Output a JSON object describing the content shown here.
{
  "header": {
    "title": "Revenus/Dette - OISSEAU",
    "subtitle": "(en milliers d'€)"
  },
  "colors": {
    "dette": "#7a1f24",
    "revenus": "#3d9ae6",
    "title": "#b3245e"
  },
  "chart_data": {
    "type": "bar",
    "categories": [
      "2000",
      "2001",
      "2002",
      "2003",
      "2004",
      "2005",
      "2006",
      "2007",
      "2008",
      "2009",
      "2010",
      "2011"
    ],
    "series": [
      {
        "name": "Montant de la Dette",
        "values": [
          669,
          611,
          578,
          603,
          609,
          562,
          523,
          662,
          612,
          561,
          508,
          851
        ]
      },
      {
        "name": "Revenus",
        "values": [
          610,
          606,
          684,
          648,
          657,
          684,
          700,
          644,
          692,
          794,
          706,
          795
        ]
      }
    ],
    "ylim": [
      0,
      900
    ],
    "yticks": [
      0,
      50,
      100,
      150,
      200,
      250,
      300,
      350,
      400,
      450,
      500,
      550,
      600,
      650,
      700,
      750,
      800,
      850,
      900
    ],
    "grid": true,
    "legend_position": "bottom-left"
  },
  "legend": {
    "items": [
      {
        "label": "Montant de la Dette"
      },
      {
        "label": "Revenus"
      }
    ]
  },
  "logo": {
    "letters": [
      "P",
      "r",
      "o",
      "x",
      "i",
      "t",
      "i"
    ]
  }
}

◇ ◇ ◇

→ Given exercise
Each record above should be restated word for word.

→ Solution to this exercise
Output a JSON object describing the content shown here.
{
  "header": {
    "title": "Revenus/Dette - OISSEAU",
    "subtitle": "(en milliers d'€)"
  },
  "colors": {
    "dette": "#7a1f24",
    "revenus": "#3d9ae6",
    "title": "#b3245e"
  },
  "chart_data": {
    "type": "bar",
    "categories": [
      "2000",
      "2001",
      "2002",
      "2003",
      "2004",
      "2005",
      "2006",
      "2007",
      "2008",
      "2009",
      "2010",
      "2011"
    ],
    "series": [
      {
        "name": "Montant de la Dette",
        "values": [
          669,
          611,
          578,
          603,
          609,
          562,
          523,
          662,
          612,
          561,
          508,
          851
        ]
      },
      {
        "name": "Revenus",
        "values": [
          610,
          606,
          684,
          648,
          657,
          684,
          700,
          644,
          692,
          794,
          706,
          795
        ]
      }
    ],
    "ylim": [
      0,
      900
    ],
    "yticks": [
      0,
      50,
      100,
      150,
      200,
      250,
      300,
      350,
      400,
      450,
      500,
      550,
      600,
      650,
      700,
      750,
      800,
      850,
      900
    ],
    "grid": true,
    "legend_position": "bottom-left"
  },
  "legend": {
    "items": [
      {
        "label": "Montant de la Dette"
      },
      {
        "label": "Revenus"
      }
    ]
  },
  "logo": {
    "letters": [
      "P",
      "r",
      "o",
      "x",
      "i",
      "t",
      "i"
    ]
  }
}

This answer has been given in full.